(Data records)
□ □ □ □ □
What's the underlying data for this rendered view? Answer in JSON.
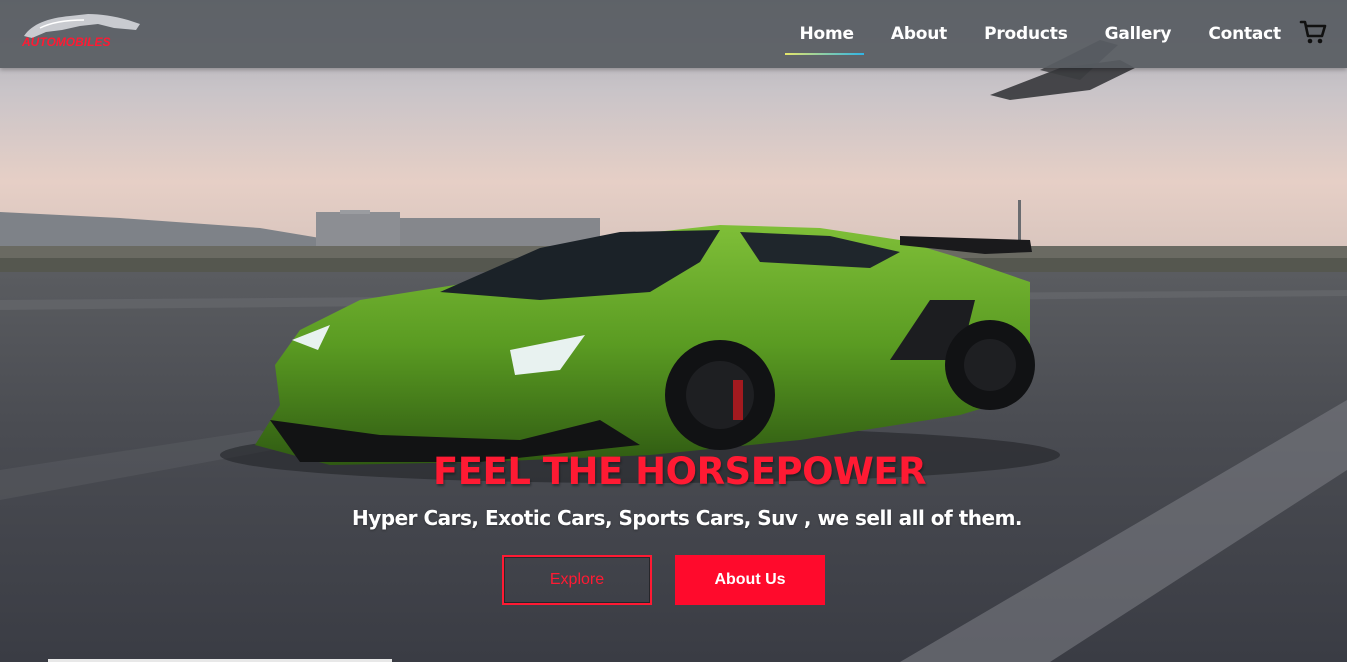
{
  "brand": {
    "logo_icon": "car-silhouette-logo",
    "logo_text": "AUTOMOBILES",
    "accent_color": "#ff1a33"
  },
  "nav": {
    "items": [
      {
        "label": "Home",
        "active": true
      },
      {
        "label": "About",
        "active": false
      },
      {
        "label": "Products",
        "active": false
      },
      {
        "label": "Gallery",
        "active": false
      },
      {
        "label": "Contact",
        "active": false
      }
    ],
    "cart_icon": "shopping-cart-icon"
  },
  "hero": {
    "title": "FEEL THE HORSEPOWER",
    "subtitle": "Hyper Cars, Exotic Cars, Sports Cars, Suv , we sell all of them.",
    "explore_label": "Explore",
    "about_label": "About Us"
  }
}
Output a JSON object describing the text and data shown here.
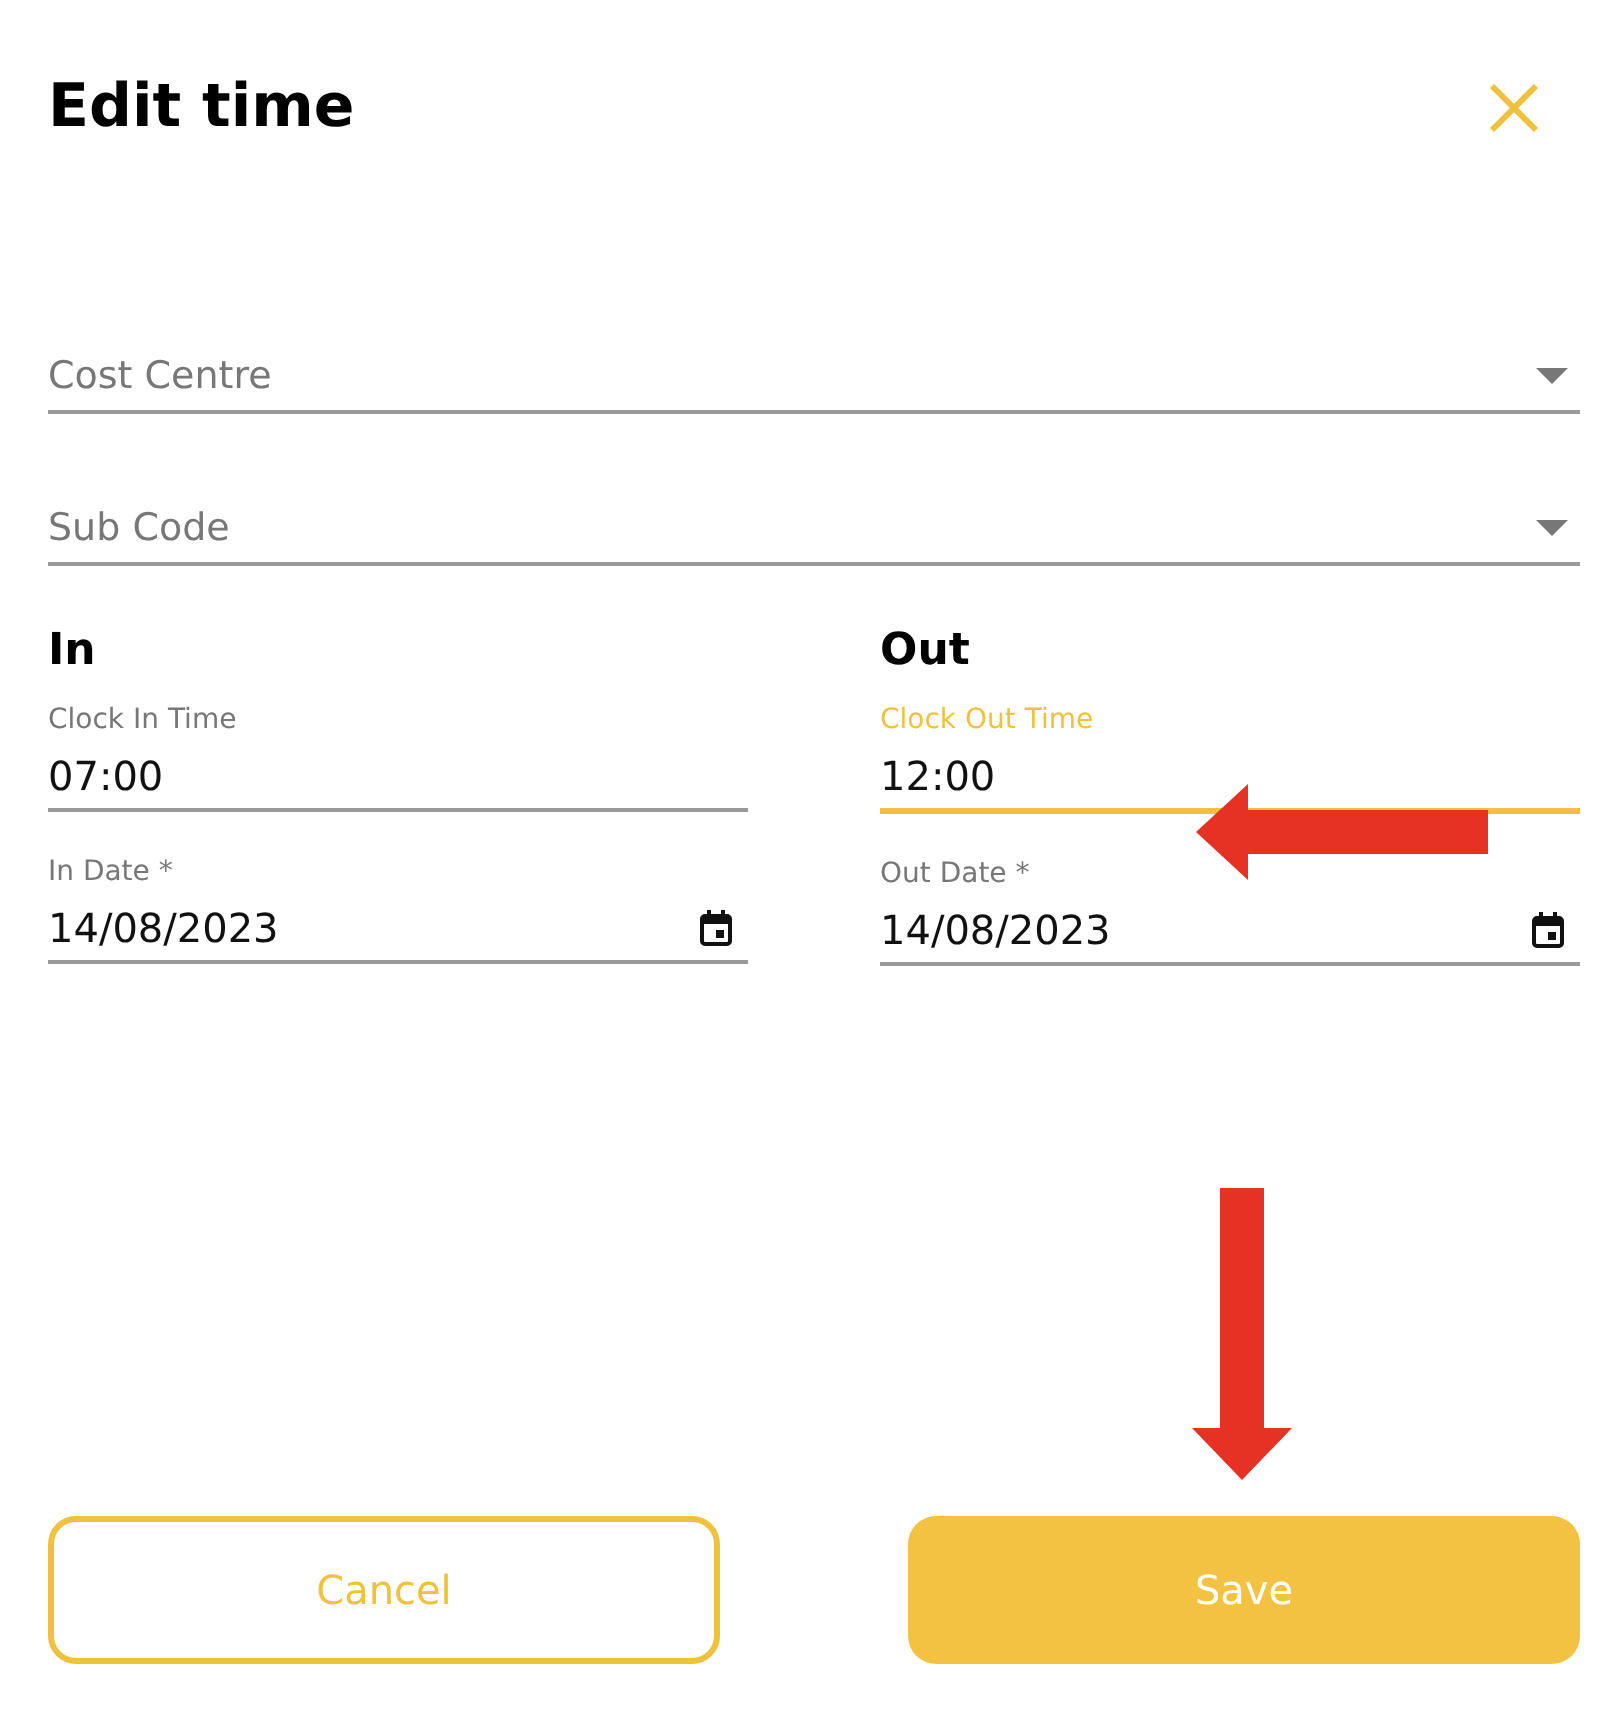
{
  "title": "Edit time",
  "selects": [
    {
      "placeholder": "Cost Centre"
    },
    {
      "placeholder": "Sub Code"
    }
  ],
  "columns": [
    {
      "heading": "In",
      "time": {
        "label": "Clock In Time",
        "value": "07:00",
        "focused": false
      },
      "date": {
        "label": "In Date *",
        "value": "14/08/2023"
      }
    },
    {
      "heading": "Out",
      "time": {
        "label": "Clock Out Time",
        "value": "12:00",
        "focused": true
      },
      "date": {
        "label": "Out Date *",
        "value": "14/08/2023"
      }
    }
  ],
  "buttons": [
    {
      "label": "Cancel",
      "kind": "outline"
    },
    {
      "label": "Save",
      "kind": "filled"
    }
  ]
}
□ □ □ □ □
__What you will do__: State only the count of lines above that hold the string "value".

__Exercise response__: 4